> **DESCRIPTION OF THE TASK**:
For each line of the data below that holds "ligne", copy the line.

> **EXERCISE INPUT**:
.....

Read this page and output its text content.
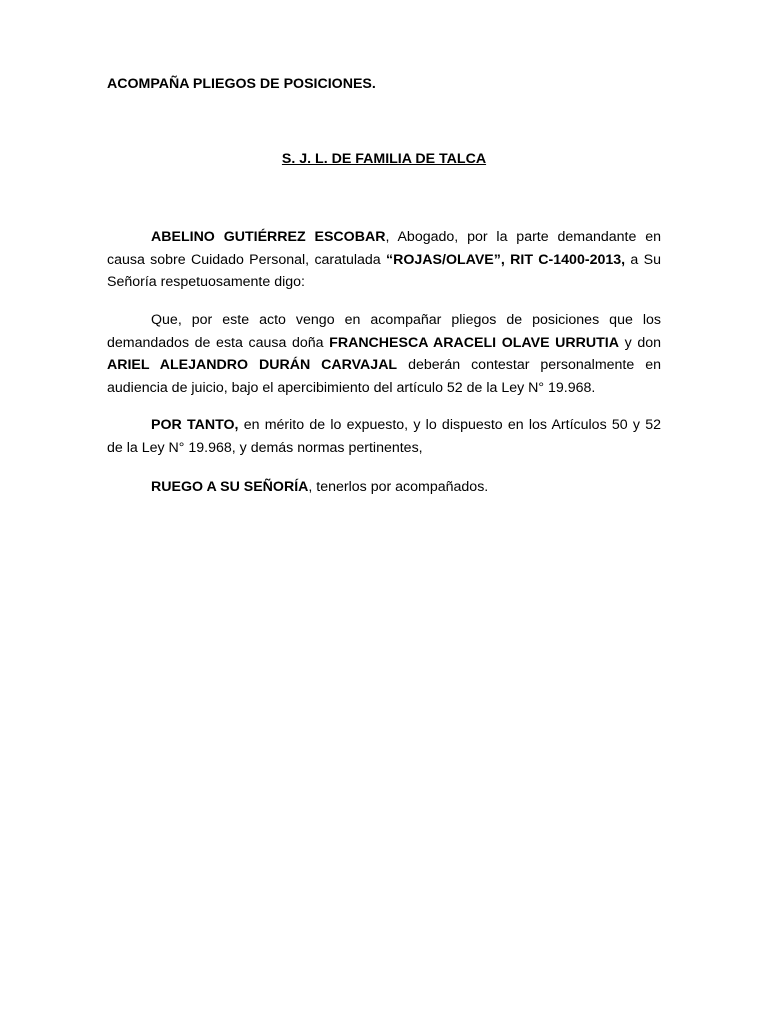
ACOMPAÑA PLIEGOS DE POSICIONES.

S. J. L. DE FAMILIA DE TALCA

ABELINO GUTIÉRREZ ESCOBAR, Abogado, por la parte demandante en causa sobre Cuidado Personal, caratulada “ROJAS/OLAVE”, RIT C-1400-2013, a Su Señoría respetuosamente digo:

Que, por este acto vengo en acompañar pliegos de posiciones que los demandados de esta causa doña FRANCHESCA ARACELI OLAVE URRUTIA y don ARIEL ALEJANDRO DURÁN CARVAJAL deberán contestar personalmente en audiencia de juicio, bajo el apercibimiento del artículo 52 de la Ley N° 19.968.

POR TANTO, en mérito de lo expuesto, y lo dispuesto en los Artículos 50 y 52 de la Ley N° 19.968, y demás normas pertinentes,

RUEGO A SU SEÑORÍA, tenerlos por acompañados.
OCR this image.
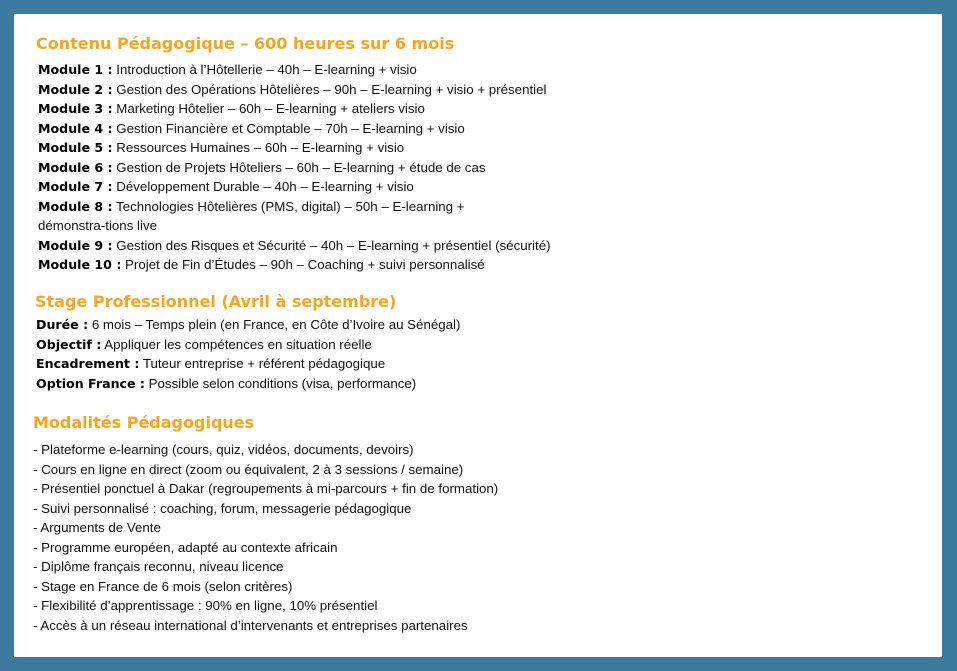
Contenu Pédagogique – 600 heures sur 6 mois
Module 1 : Introduction à l’Hôtellerie – 40h – E-learning + visio
Module 2 : Gestion des Opérations Hôtelières – 90h – E-learning + visio + présentiel
Module 3 : Marketing Hôtelier – 60h – E-learning + ateliers visio
Module 4 : Gestion Financière et Comptable – 70h – E-learning + visio
Module 5 : Ressources Humaines – 60h – E-learning + visio
Module 6 : Gestion de Projets Hôteliers – 60h – E-learning + étude de cas
Module 7 : Développement Durable – 40h – E-learning + visio
Module 8 : Technologies Hôtelières (PMS, digital) – 50h – E-learning + démonstra-tions live
Module 9 : Gestion des Risques et Sécurité – 40h – E-learning + présentiel (sécurité)
Module 10 : Projet de Fin d’Études – 90h – Coaching + suivi personnalisé
Stage Professionnel (Avril à septembre)
Durée : 6 mois – Temps plein (en France, en Côte d’Ivoire au Sénégal)
Objectif : Appliquer les compétences en situation réelle
Encadrement : Tuteur entreprise + référent pédagogique
Option France : Possible selon conditions (visa, performance)
Modalités Pédagogiques
- Plateforme e-learning (cours, quiz, vidéos, documents, devoirs)
- Cours en ligne en direct (zoom ou équivalent, 2 à 3 sessions / semaine)
- Présentiel ponctuel à Dakar (regroupements à mi-parcours + fin de formation)
- Suivi personnalisé : coaching, forum, messagerie pédagogique
- Arguments de Vente
- Programme européen, adapté au contexte africain
- Diplôme français reconnu, niveau licence
- Stage en France de 6 mois (selon critères)
- Flexibilité d’apprentissage : 90% en ligne, 10% présentiel
- Accès à un réseau international d’intervenants et entreprises partenaires
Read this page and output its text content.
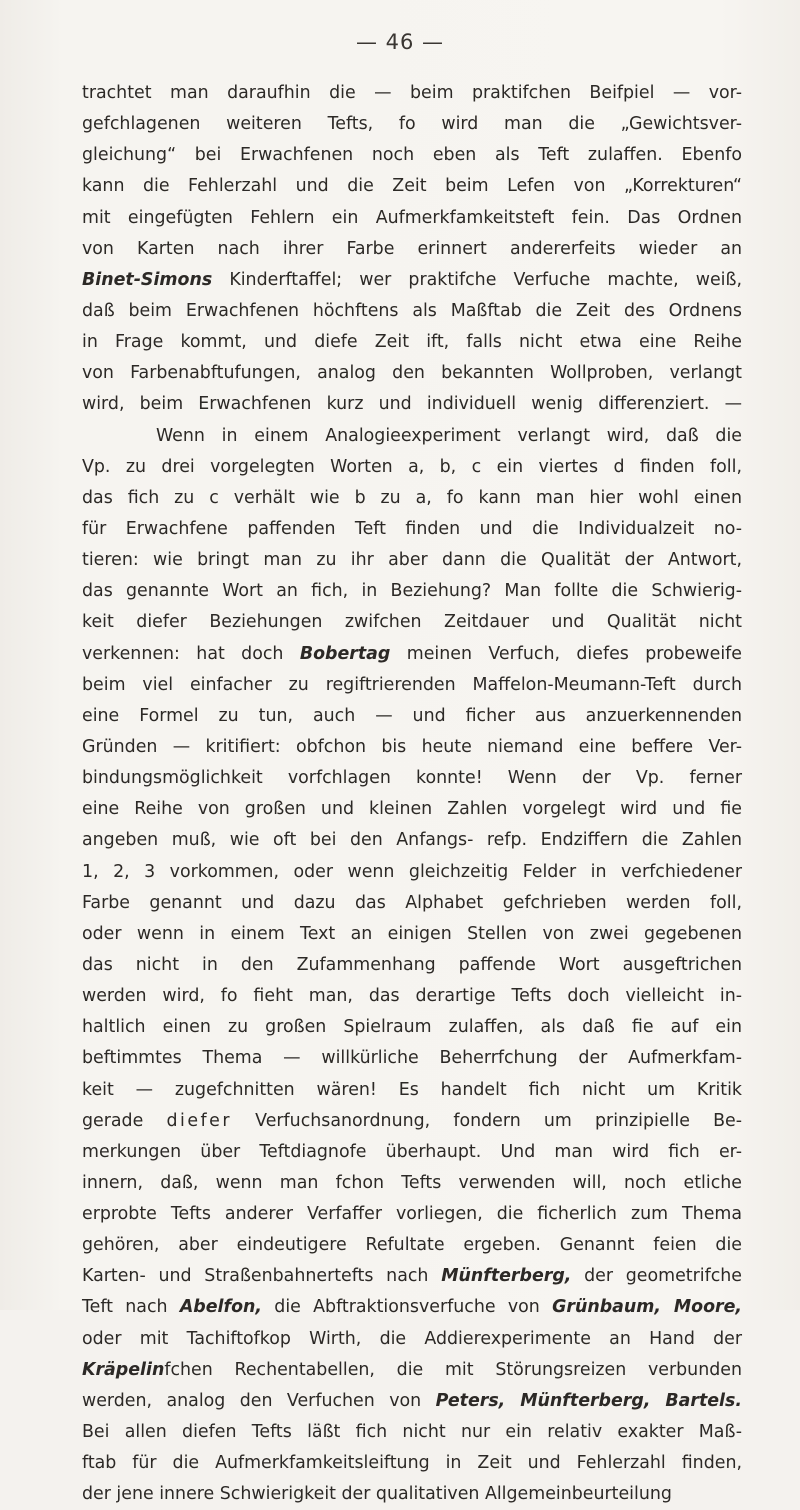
— 46 —
trachtet man daraufhin die — beim praktifchen Beifpiel — vor-
gefchlagenen weiteren Tefts, fo wird man die „Gewichtsver-
gleichung“ bei Erwachfenen noch eben als Teft zulaffen. Ebenfo
kann die Fehlerzahl und die Zeit beim Lefen von „Korrekturen“
mit eingefügten Fehlern ein Aufmerkfamkeitsteft fein. Das Ordnen
von Karten nach ihrer Farbe erinnert andererfeits wieder an
Binet-Simons Kinderftaffel; wer praktifche Verfuche machte, weiß,
daß beim Erwachfenen höchftens als Maßftab die Zeit des Ordnens
in Frage kommt, und diefe Zeit ift, falls nicht etwa eine Reihe
von Farbenabftufungen, analog den bekannten Wollproben, verlangt
wird, beim Erwachfenen kurz und individuell wenig differenziert. —
Wenn in einem Analogieexperiment verlangt wird, daß die
Vp. zu drei vorgelegten Worten a, b, c ein viertes d finden foll,
das fich zu c verhält wie b zu a, fo kann man hier wohl einen
für Erwachfene paffenden Teft finden und die Individualzeit no-
tieren: wie bringt man zu ihr aber dann die Qualität der Antwort,
das genannte Wort an fich, in Beziehung? Man follte die Schwierig-
keit diefer Beziehungen zwifchen Zeitdauer und Qualität nicht
verkennen: hat doch Bobertag meinen Verfuch, diefes probeweife
beim viel einfacher zu regiftrierenden Maffelon-Meumann-Teft durch
eine Formel zu tun, auch — und ficher aus anzuerkennenden
Gründen — kritifiert: obfchon bis heute niemand eine beffere Ver-
bindungsmöglichkeit vorfchlagen konnte! Wenn der Vp. ferner
eine Reihe von großen und kleinen Zahlen vorgelegt wird und fie
angeben muß, wie oft bei den Anfangs- refp. Endziffern die Zahlen
1, 2, 3 vorkommen, oder wenn gleichzeitig Felder in verfchiedener
Farbe genannt und dazu das Alphabet gefchrieben werden foll,
oder wenn in einem Text an einigen Stellen von zwei gegebenen
das nicht in den Zufammenhang paffende Wort ausgeftrichen
werden wird, fo fieht man, das derartige Tefts doch vielleicht in-
haltlich einen zu großen Spielraum zulaffen, als daß fie auf ein
beftimmtes Thema — willkürliche Beherrfchung der Aufmerkfam-
keit — zugefchnitten wären! Es handelt fich nicht um Kritik
gerade diefer Verfuchsanordnung, fondern um prinzipielle Be-
merkungen über Teftdiagnofe überhaupt. Und man wird fich er-
innern, daß, wenn man fchon Tefts verwenden will, noch etliche
erprobte Tefts anderer Verfaffer vorliegen, die ficherlich zum Thema
gehören, aber eindeutigere Refultate ergeben. Genannt feien die
Karten- und Straßenbahnertefts nach Münfterberg, der geometrifche
Teft nach Abelfon, die Abftraktionsverfuche von Grünbaum, Moore,
oder mit Tachiftofkop Wirth, die Addierexperimente an Hand der
Kräpelinfchen Rechentabellen, die mit Störungsreizen verbunden
werden, analog den Verfuchen von Peters, Münfterberg, Bartels.
Bei allen diefen Tefts läßt fich nicht nur ein relativ exakter Maß-
ftab für die Aufmerkfamkeitsleiftung in Zeit und Fehlerzahl finden,
der jene innere Schwierigkeit der qualitativen Allgemeinbeurteilung
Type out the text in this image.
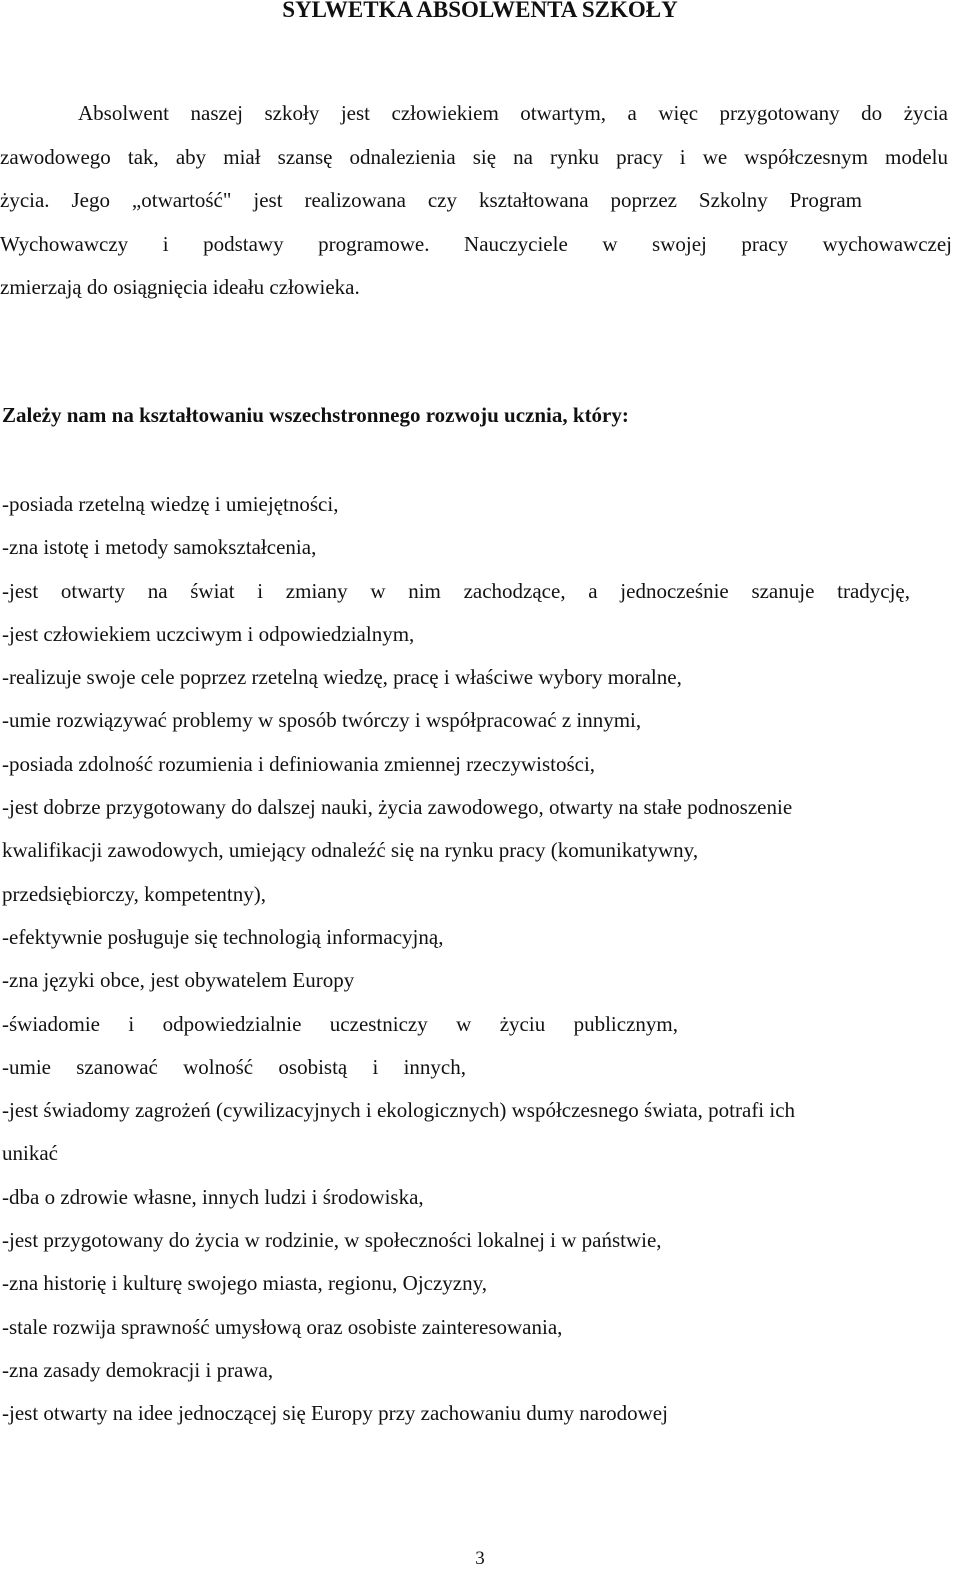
SYLWETKA ABSOLWENTA SZKOŁY
Absolwent naszej szkoły jest człowiekiem otwartym, a więc przygotowany do życia
zawodowego tak, aby miał szansę odnalezienia się na rynku pracy i we współczesnym modelu
życia. Jego „otwartość" jest realizowana czy kształtowana poprzez Szkolny Program
Wychowawczy i podstawy programowe. Nauczyciele w swojej pracy wychowawczej
zmierzają do osiągnięcia ideału człowieka.
Zależy nam na kształtowaniu wszechstronnego rozwoju ucznia, który:
-posiada rzetelną wiedzę i umiejętności,
-zna istotę i metody samokształcenia,
-jest otwarty na świat i zmiany w nim zachodzące, a jednocześnie szanuje tradycję,
-jest człowiekiem uczciwym i odpowiedzialnym,
-realizuje swoje cele poprzez rzetelną wiedzę, pracę i właściwe wybory moralne,
-umie rozwiązywać problemy w sposób twórczy i współpracować z innymi,
-posiada zdolność rozumienia i definiowania zmiennej rzeczywistości,
-jest dobrze przygotowany do dalszej nauki, życia zawodowego, otwarty na stałe podnoszenie
kwalifikacji zawodowych, umiejący odnaleźć się na rynku pracy (komunikatywny,
przedsiębiorczy, kompetentny),
-efektywnie posługuje się technologią informacyjną,
-zna języki obce, jest obywatelem Europy
-świadomie i odpowiedzialnie uczestniczy w życiu publicznym,
-umie szanować wolność osobistą i innych,
-jest świadomy zagrożeń (cywilizacyjnych i ekologicznych) współczesnego świata, potrafi ich
unikać
-dba o zdrowie własne, innych ludzi i środowiska,
-jest przygotowany do życia w rodzinie, w społeczności lokalnej i w państwie,
-zna historię i kulturę swojego miasta, regionu, Ojczyzny,
-stale rozwija sprawność umysłową oraz osobiste zainteresowania,
-zna zasady demokracji i prawa,
-jest otwarty na idee jednoczącej się Europy przy zachowaniu dumy narodowej
3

.....

> **SOLUTION TO THIS EXERCISE**:
- Cours en ligne en direct (zoom ou équivalent, 2 à 3 sessions / semaine)
- Flexibilité d’apprentissage : 90% en ligne, 10% présentiel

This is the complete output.